--- Records ---
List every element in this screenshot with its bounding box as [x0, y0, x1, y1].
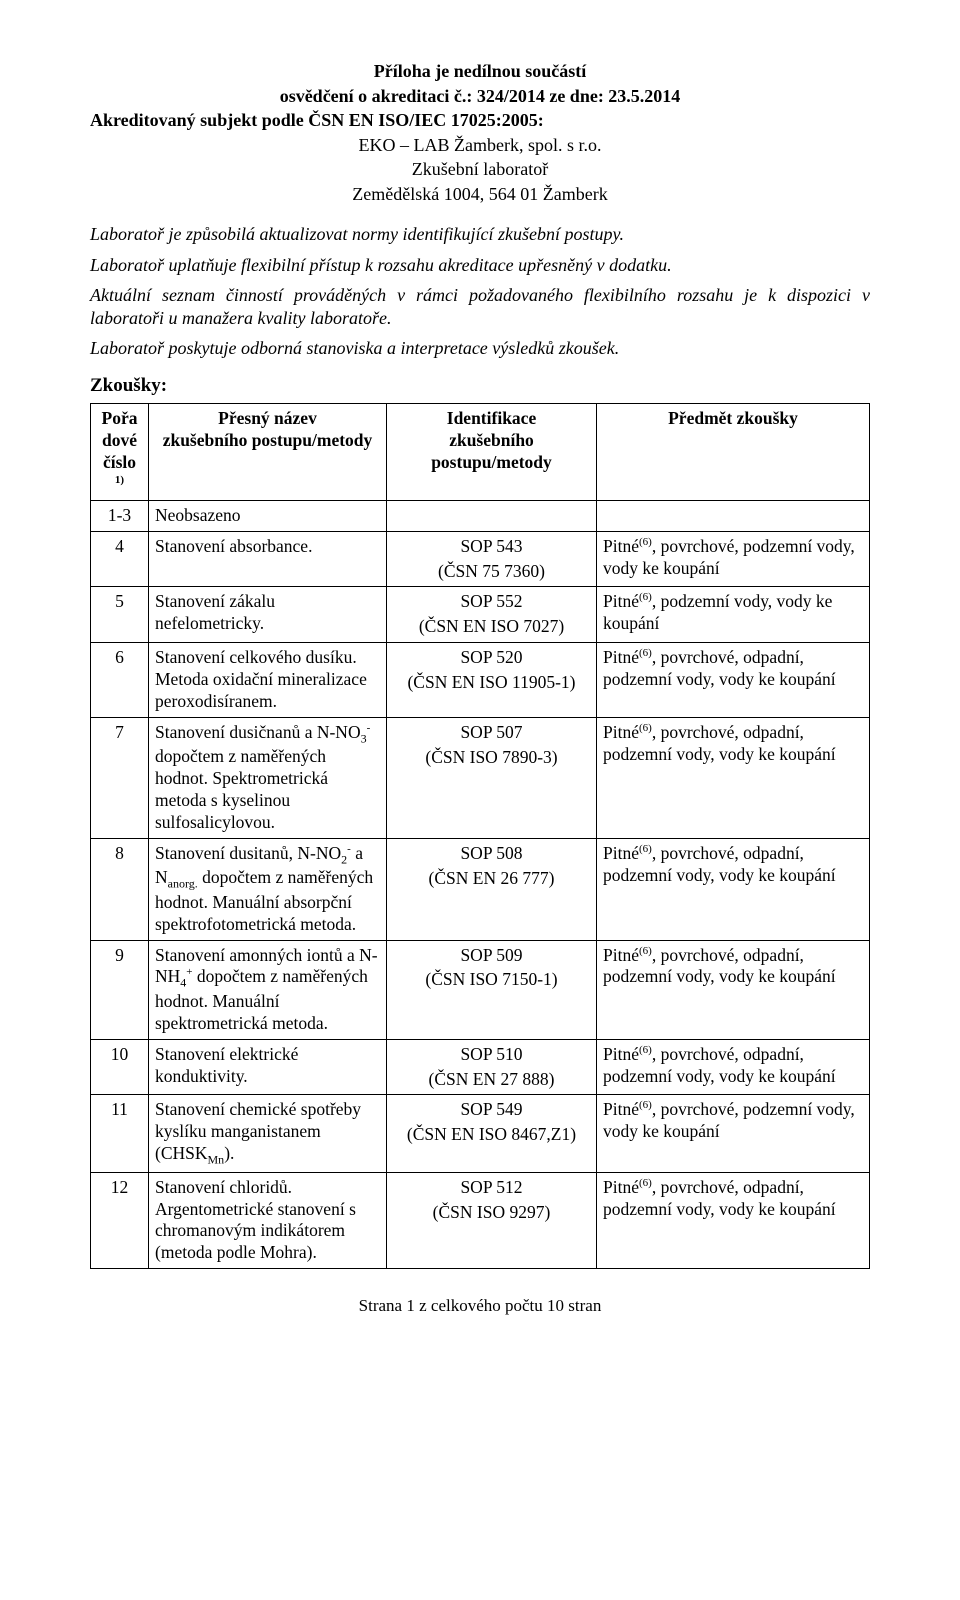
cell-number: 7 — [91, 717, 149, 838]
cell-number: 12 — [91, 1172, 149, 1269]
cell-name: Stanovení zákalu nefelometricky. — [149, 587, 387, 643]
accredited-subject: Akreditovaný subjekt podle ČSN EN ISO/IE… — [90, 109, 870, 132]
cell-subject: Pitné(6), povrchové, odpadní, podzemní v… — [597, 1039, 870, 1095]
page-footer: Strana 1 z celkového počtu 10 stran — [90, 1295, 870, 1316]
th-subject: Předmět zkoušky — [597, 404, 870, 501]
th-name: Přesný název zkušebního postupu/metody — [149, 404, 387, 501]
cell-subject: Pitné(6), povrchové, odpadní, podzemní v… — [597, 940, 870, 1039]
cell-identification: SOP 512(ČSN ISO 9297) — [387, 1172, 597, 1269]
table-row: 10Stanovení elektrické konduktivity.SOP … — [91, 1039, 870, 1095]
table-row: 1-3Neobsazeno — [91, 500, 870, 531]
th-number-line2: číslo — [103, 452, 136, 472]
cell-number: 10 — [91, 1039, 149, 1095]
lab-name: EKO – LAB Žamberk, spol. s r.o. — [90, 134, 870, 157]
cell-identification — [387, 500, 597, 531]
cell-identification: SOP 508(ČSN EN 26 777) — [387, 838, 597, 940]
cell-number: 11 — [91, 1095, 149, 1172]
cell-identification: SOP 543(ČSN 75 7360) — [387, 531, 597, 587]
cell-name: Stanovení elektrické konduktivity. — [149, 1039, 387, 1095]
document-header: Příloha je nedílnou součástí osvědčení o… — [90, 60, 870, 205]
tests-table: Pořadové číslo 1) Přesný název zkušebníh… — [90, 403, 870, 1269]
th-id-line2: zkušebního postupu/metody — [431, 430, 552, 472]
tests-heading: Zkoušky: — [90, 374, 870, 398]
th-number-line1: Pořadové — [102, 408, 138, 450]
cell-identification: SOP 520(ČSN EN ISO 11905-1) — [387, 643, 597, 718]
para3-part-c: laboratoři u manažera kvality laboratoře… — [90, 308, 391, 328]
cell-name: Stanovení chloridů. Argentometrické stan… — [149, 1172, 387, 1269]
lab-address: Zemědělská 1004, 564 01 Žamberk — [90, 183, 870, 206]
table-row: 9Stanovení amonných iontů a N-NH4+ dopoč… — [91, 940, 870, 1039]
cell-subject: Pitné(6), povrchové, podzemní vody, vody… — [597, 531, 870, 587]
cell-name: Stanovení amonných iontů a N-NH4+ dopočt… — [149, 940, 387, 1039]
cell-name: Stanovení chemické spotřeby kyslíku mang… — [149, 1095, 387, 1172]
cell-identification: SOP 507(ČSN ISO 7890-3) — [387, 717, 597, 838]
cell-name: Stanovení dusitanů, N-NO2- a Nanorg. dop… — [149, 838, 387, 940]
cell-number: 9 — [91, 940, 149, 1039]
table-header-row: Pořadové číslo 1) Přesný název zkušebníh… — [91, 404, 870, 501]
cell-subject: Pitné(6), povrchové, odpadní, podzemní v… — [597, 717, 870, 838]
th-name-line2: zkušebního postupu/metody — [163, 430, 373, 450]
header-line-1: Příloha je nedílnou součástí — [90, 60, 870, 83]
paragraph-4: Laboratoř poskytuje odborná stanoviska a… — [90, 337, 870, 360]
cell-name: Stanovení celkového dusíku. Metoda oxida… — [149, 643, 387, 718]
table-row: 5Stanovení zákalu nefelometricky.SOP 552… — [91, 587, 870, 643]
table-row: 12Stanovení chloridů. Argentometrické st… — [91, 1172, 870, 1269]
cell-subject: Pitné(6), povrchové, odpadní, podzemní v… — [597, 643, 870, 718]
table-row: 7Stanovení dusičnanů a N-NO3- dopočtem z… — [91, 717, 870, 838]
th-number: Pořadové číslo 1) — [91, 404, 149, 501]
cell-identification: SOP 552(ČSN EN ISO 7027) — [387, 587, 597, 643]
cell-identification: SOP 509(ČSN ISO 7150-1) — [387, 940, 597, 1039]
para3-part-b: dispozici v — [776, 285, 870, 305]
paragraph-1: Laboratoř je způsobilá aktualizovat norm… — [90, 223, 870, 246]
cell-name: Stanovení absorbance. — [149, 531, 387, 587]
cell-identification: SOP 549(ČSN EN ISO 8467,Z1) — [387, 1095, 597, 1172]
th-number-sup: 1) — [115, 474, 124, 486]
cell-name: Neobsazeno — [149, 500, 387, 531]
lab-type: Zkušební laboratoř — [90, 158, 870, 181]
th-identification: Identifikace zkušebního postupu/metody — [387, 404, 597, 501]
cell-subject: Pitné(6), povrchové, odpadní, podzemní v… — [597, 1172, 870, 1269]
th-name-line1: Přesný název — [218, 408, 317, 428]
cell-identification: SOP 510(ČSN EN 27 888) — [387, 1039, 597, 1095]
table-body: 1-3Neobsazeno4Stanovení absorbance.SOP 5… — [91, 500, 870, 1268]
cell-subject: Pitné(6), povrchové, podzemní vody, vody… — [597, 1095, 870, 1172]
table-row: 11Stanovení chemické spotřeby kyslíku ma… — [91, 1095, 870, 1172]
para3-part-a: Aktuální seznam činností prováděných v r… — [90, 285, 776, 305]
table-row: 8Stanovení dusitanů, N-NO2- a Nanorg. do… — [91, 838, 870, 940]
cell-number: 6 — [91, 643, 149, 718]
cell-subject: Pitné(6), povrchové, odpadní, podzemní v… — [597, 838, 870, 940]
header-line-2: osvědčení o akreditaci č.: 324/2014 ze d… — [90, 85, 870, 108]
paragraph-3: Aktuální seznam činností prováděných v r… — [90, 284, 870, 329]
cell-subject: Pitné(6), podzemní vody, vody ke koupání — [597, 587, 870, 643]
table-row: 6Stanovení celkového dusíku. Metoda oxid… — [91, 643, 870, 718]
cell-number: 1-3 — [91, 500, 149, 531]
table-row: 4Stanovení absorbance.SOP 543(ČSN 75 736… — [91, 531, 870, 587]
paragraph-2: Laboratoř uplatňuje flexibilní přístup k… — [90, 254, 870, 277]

--- Set task ---
In the records above, change every "cell-subject" to "cell-matrix" and keep all other text the same. Leave the pictures out of your answer.

--- Exercise solution ---
List every element in this screenshot with its bounding box as [x0, y0, x1, y1].
cell-number: 7 — [91, 717, 149, 838]
cell-number: 12 — [91, 1172, 149, 1269]
cell-name: Stanovení zákalu nefelometricky. — [149, 587, 387, 643]
accredited-subject: Akreditovaný subjekt podle ČSN EN ISO/IE… — [90, 109, 870, 132]
cell-matrix: Pitné(6), povrchové, odpadní, podzemní v… — [597, 1039, 870, 1095]
page-footer: Strana 1 z celkového počtu 10 stran — [90, 1295, 870, 1316]
th-subject: Předmět zkoušky — [597, 404, 870, 501]
th-name: Přesný název zkušebního postupu/metody — [149, 404, 387, 501]
cell-matrix: Pitné(6), povrchové, odpadní, podzemní v… — [597, 940, 870, 1039]
cell-identification: SOP 512(ČSN ISO 9297) — [387, 1172, 597, 1269]
table-row: 10Stanovení elektrické konduktivity.SOP … — [91, 1039, 870, 1095]
table-row: 1-3Neobsazeno — [91, 500, 870, 531]
th-number-line2: číslo — [103, 452, 136, 472]
cell-number: 10 — [91, 1039, 149, 1095]
lab-name: EKO – LAB Žamberk, spol. s r.o. — [90, 134, 870, 157]
cell-identification — [387, 500, 597, 531]
cell-identification: SOP 508(ČSN EN 26 777) — [387, 838, 597, 940]
cell-number: 11 — [91, 1095, 149, 1172]
cell-identification: SOP 543(ČSN 75 7360) — [387, 531, 597, 587]
cell-name: Stanovení elektrické konduktivity. — [149, 1039, 387, 1095]
document-header: Příloha je nedílnou součástí osvědčení o… — [90, 60, 870, 205]
tests-table: Pořadové číslo 1) Přesný název zkušebníh… — [90, 403, 870, 1269]
th-id-line2: zkušebního postupu/metody — [431, 430, 552, 472]
tests-heading: Zkoušky: — [90, 374, 870, 398]
th-number-line1: Pořadové — [102, 408, 138, 450]
cell-identification: SOP 520(ČSN EN ISO 11905-1) — [387, 643, 597, 718]
para3-part-c: laboratoři u manažera kvality laboratoře… — [90, 308, 391, 328]
cell-name: Stanovení chloridů. Argentometrické stan… — [149, 1172, 387, 1269]
lab-address: Zemědělská 1004, 564 01 Žamberk — [90, 183, 870, 206]
table-row: 9Stanovení amonných iontů a N-NH4+ dopoč… — [91, 940, 870, 1039]
cell-matrix: Pitné(6), povrchové, podzemní vody, vody… — [597, 531, 870, 587]
cell-name: Stanovení amonných iontů a N-NH4+ dopočt… — [149, 940, 387, 1039]
cell-name: Stanovení chemické spotřeby kyslíku mang… — [149, 1095, 387, 1172]
cell-identification: SOP 507(ČSN ISO 7890-3) — [387, 717, 597, 838]
cell-name: Stanovení dusitanů, N-NO2- a Nanorg. dop… — [149, 838, 387, 940]
cell-number: 9 — [91, 940, 149, 1039]
table-header-row: Pořadové číslo 1) Přesný název zkušebníh… — [91, 404, 870, 501]
cell-matrix: Pitné(6), povrchové, odpadní, podzemní v… — [597, 717, 870, 838]
th-name-line2: zkušebního postupu/metody — [163, 430, 373, 450]
header-line-1: Příloha je nedílnou součástí — [90, 60, 870, 83]
paragraph-4: Laboratoř poskytuje odborná stanoviska a… — [90, 337, 870, 360]
cell-name: Stanovení celkového dusíku. Metoda oxida… — [149, 643, 387, 718]
table-row: 5Stanovení zákalu nefelometricky.SOP 552… — [91, 587, 870, 643]
table-row: 12Stanovení chloridů. Argentometrické st… — [91, 1172, 870, 1269]
cell-matrix: Pitné(6), povrchové, odpadní, podzemní v… — [597, 643, 870, 718]
table-row: 7Stanovení dusičnanů a N-NO3- dopočtem z… — [91, 717, 870, 838]
th-number: Pořadové číslo 1) — [91, 404, 149, 501]
cell-identification: SOP 552(ČSN EN ISO 7027) — [387, 587, 597, 643]
cell-identification: SOP 509(ČSN ISO 7150-1) — [387, 940, 597, 1039]
para3-part-b: dispozici v — [776, 285, 870, 305]
paragraph-1: Laboratoř je způsobilá aktualizovat norm… — [90, 223, 870, 246]
cell-name: Stanovení absorbance. — [149, 531, 387, 587]
cell-identification: SOP 549(ČSN EN ISO 8467,Z1) — [387, 1095, 597, 1172]
th-number-sup: 1) — [115, 474, 124, 486]
cell-name: Neobsazeno — [149, 500, 387, 531]
lab-type: Zkušební laboratoř — [90, 158, 870, 181]
th-identification: Identifikace zkušebního postupu/metody — [387, 404, 597, 501]
cell-matrix: Pitné(6), povrchové, odpadní, podzemní v… — [597, 1172, 870, 1269]
th-name-line1: Přesný název — [218, 408, 317, 428]
cell-identification: SOP 510(ČSN EN 27 888) — [387, 1039, 597, 1095]
table-body: 1-3Neobsazeno4Stanovení absorbance.SOP 5… — [91, 500, 870, 1268]
cell-matrix: Pitné(6), povrchové, podzemní vody, vody… — [597, 1095, 870, 1172]
table-row: 11Stanovení chemické spotřeby kyslíku ma… — [91, 1095, 870, 1172]
para3-part-a: Aktuální seznam činností prováděných v r… — [90, 285, 776, 305]
table-row: 8Stanovení dusitanů, N-NO2- a Nanorg. do… — [91, 838, 870, 940]
cell-number: 6 — [91, 643, 149, 718]
cell-matrix: Pitné(6), povrchové, odpadní, podzemní v… — [597, 838, 870, 940]
header-line-2: osvědčení o akreditaci č.: 324/2014 ze d… — [90, 85, 870, 108]
paragraph-3: Aktuální seznam činností prováděných v r… — [90, 284, 870, 329]
cell-matrix: Pitné(6), podzemní vody, vody ke koupání — [597, 587, 870, 643]
table-row: 6Stanovení celkového dusíku. Metoda oxid… — [91, 643, 870, 718]
cell-number: 1-3 — [91, 500, 149, 531]
table-row: 4Stanovení absorbance.SOP 543(ČSN 75 736… — [91, 531, 870, 587]
paragraph-2: Laboratoř uplatňuje flexibilní přístup k… — [90, 254, 870, 277]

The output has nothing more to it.